* WRITTEN INSTRUCTION
Restate the records that follow word for word; no pictures should appear.

[Dataset entries]
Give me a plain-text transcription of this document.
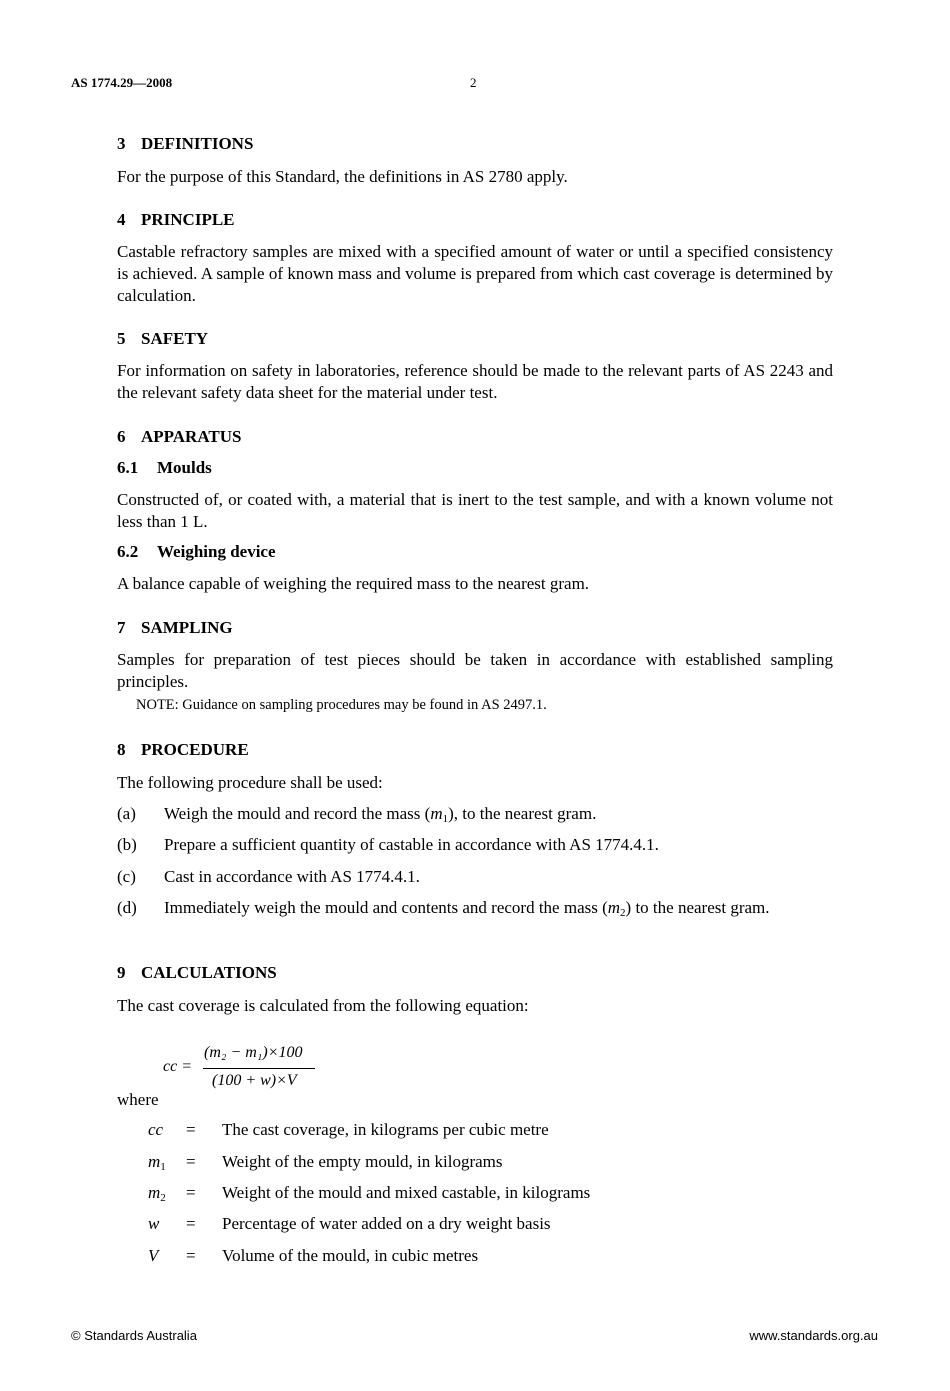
AS 1774.29—2008	2
3 DEFINITIONS
For the purpose of this Standard, the definitions in AS 2780 apply.
4 PRINCIPLE
Castable refractory samples are mixed with a specified amount of water or until a specified consistency is achieved. A sample of known mass and volume is prepared from which cast coverage is determined by calculation.
5 SAFETY
For information on safety in laboratories, reference should be made to the relevant parts of AS 2243 and the relevant safety data sheet for the material under test.
6 APPARATUS
6.1 Moulds
Constructed of, or coated with, a material that is inert to the test sample, and with a known volume not less than 1 L.
6.2 Weighing device
A balance capable of weighing the required mass to the nearest gram.
7 SAMPLING
Samples for preparation of test pieces should be taken in accordance with established sampling principles.
NOTE: Guidance on sampling procedures may be found in AS 2497.1.
8 PROCEDURE
The following procedure shall be used:
(a) Weigh the mould and record the mass $(m_1)$, to the nearest gram.
(b) Prepare a sufficient quantity of castable in accordance with AS 1774.4.1.
(c) Cast in accordance with AS 1774.4.1.
(d) Immediately weigh the mould and contents and record the mass $(m_2)$ to the nearest gram.
9 CALCULATIONS
The cast coverage is calculated from the following equation:
cc =
(m₂ − m₁)×100
(100 + w)×V
where
cc = The cast coverage, in kilograms per cubic metre
$m_1$ = Weight of the empty mould, in kilograms
$m_2$ = Weight of the mould and mixed castable, in kilograms
w = Percentage of water added on a dry weight basis
V = Volume of the mould, in cubic metres
© Standards Australia	www.standards.org.au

* RESULT
Give me a plain-text transcription of this document.
AS 1774.29—2008	2
3 DEFINITIONS
For the purpose of this Standard, the definitions in AS 2780 apply.
4 PRINCIPLE
Castable refractory samples are mixed with a specified amount of water or until a specified consistency is achieved. A sample of known mass and volume is prepared from which cast coverage is determined by calculation.
5 SAFETY
For information on safety in laboratories, reference should be made to the relevant parts of AS 2243 and the relevant safety data sheet for the material under test.
6 APPARATUS
6.1 Moulds
Constructed of, or coated with, a material that is inert to the test sample, and with a known volume not less than 1 L.
6.2 Weighing device
A balance capable of weighing the required mass to the nearest gram.
7 SAMPLING
Samples for preparation of test pieces should be taken in accordance with established sampling principles.
NOTE: Guidance on sampling procedures may be found in AS 2497.1.
8 PROCEDURE
The following procedure shall be used:
(a) Weigh the mould and record the mass $(m_1)$, to the nearest gram.
(b) Prepare a sufficient quantity of castable in accordance with AS 1774.4.1.
(c) Cast in accordance with AS 1774.4.1.
(d) Immediately weigh the mould and contents and record the mass $(m_2)$ to the nearest gram.
9 CALCULATIONS
The cast coverage is calculated from the following equation:
cc =
(m₂ − m₁)×100
(100 + w)×V
where
cc = The cast coverage, in kilograms per cubic metre
$m_1$ = Weight of the empty mould, in kilograms
$m_2$ = Weight of the mould and mixed castable, in kilograms
w = Percentage of water added on a dry weight basis
V = Volume of the mould, in cubic metres
© Standards Australia	www.standards.org.au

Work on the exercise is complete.